+++ DATASET EXCERPTS

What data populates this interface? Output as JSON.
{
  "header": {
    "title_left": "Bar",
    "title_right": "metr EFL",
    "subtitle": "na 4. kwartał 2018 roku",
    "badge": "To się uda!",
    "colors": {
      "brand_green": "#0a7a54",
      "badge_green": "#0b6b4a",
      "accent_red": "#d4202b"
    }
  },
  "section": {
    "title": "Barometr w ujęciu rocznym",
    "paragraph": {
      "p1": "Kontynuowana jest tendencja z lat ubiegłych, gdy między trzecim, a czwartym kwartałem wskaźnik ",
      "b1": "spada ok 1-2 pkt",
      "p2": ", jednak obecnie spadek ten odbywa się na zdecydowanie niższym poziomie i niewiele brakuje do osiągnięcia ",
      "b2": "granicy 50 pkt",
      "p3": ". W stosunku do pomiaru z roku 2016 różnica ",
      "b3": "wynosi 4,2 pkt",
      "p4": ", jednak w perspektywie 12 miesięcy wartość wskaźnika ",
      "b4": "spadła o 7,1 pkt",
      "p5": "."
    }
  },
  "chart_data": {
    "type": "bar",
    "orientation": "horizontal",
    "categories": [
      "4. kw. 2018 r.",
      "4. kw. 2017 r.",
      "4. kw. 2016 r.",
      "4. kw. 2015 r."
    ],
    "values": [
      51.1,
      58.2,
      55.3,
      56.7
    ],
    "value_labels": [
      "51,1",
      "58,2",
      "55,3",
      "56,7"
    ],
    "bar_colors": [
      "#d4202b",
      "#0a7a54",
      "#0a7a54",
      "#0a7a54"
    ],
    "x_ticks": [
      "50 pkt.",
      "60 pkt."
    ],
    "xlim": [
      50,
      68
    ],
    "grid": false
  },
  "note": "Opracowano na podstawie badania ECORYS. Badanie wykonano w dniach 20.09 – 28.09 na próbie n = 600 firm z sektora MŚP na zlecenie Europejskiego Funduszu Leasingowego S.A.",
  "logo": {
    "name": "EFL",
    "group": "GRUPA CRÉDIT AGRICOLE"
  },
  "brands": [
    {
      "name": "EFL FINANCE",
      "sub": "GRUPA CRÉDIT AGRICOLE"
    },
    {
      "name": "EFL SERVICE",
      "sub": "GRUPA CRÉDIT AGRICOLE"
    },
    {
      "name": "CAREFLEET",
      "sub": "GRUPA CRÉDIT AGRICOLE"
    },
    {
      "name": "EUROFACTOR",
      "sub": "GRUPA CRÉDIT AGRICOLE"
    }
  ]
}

++++++

## WRITTEN TASK
Every entry should be printed again exactly as it stands.

## SOLUTION FOR THIS PROBLEM
What data populates this interface? Output as JSON.
{
  "header": {
    "title_left": "Bar",
    "title_right": "metr EFL",
    "subtitle": "na 4. kwartał 2018 roku",
    "badge": "To się uda!",
    "colors": {
      "brand_green": "#0a7a54",
      "badge_green": "#0b6b4a",
      "accent_red": "#d4202b"
    }
  },
  "section": {
    "title": "Barometr w ujęciu rocznym",
    "paragraph": {
      "p1": "Kontynuowana jest tendencja z lat ubiegłych, gdy między trzecim, a czwartym kwartałem wskaźnik ",
      "b1": "spada ok 1-2 pkt",
      "p2": ", jednak obecnie spadek ten odbywa się na zdecydowanie niższym poziomie i niewiele brakuje do osiągnięcia ",
      "b2": "granicy 50 pkt",
      "p3": ". W stosunku do pomiaru z roku 2016 różnica ",
      "b3": "wynosi 4,2 pkt",
      "p4": ", jednak w perspektywie 12 miesięcy wartość wskaźnika ",
      "b4": "spadła o 7,1 pkt",
      "p5": "."
    }
  },
  "chart_data": {
    "type": "bar",
    "orientation": "horizontal",
    "categories": [
      "4. kw. 2018 r.",
      "4. kw. 2017 r.",
      "4. kw. 2016 r.",
      "4. kw. 2015 r."
    ],
    "values": [
      51.1,
      58.2,
      55.3,
      56.7
    ],
    "value_labels": [
      "51,1",
      "58,2",
      "55,3",
      "56,7"
    ],
    "bar_colors": [
      "#d4202b",
      "#0a7a54",
      "#0a7a54",
      "#0a7a54"
    ],
    "x_ticks": [
      "50 pkt.",
      "60 pkt."
    ],
    "xlim": [
      50,
      68
    ],
    "grid": false
  },
  "note": "Opracowano na podstawie badania ECORYS. Badanie wykonano w dniach 20.09 – 28.09 na próbie n = 600 firm z sektora MŚP na zlecenie Europejskiego Funduszu Leasingowego S.A.",
  "logo": {
    "name": "EFL",
    "group": "GRUPA CRÉDIT AGRICOLE"
  },
  "brands": [
    {
      "name": "EFL FINANCE",
      "sub": "GRUPA CRÉDIT AGRICOLE"
    },
    {
      "name": "EFL SERVICE",
      "sub": "GRUPA CRÉDIT AGRICOLE"
    },
    {
      "name": "CAREFLEET",
      "sub": "GRUPA CRÉDIT AGRICOLE"
    },
    {
      "name": "EUROFACTOR",
      "sub": "GRUPA CRÉDIT AGRICOLE"
    }
  ]
}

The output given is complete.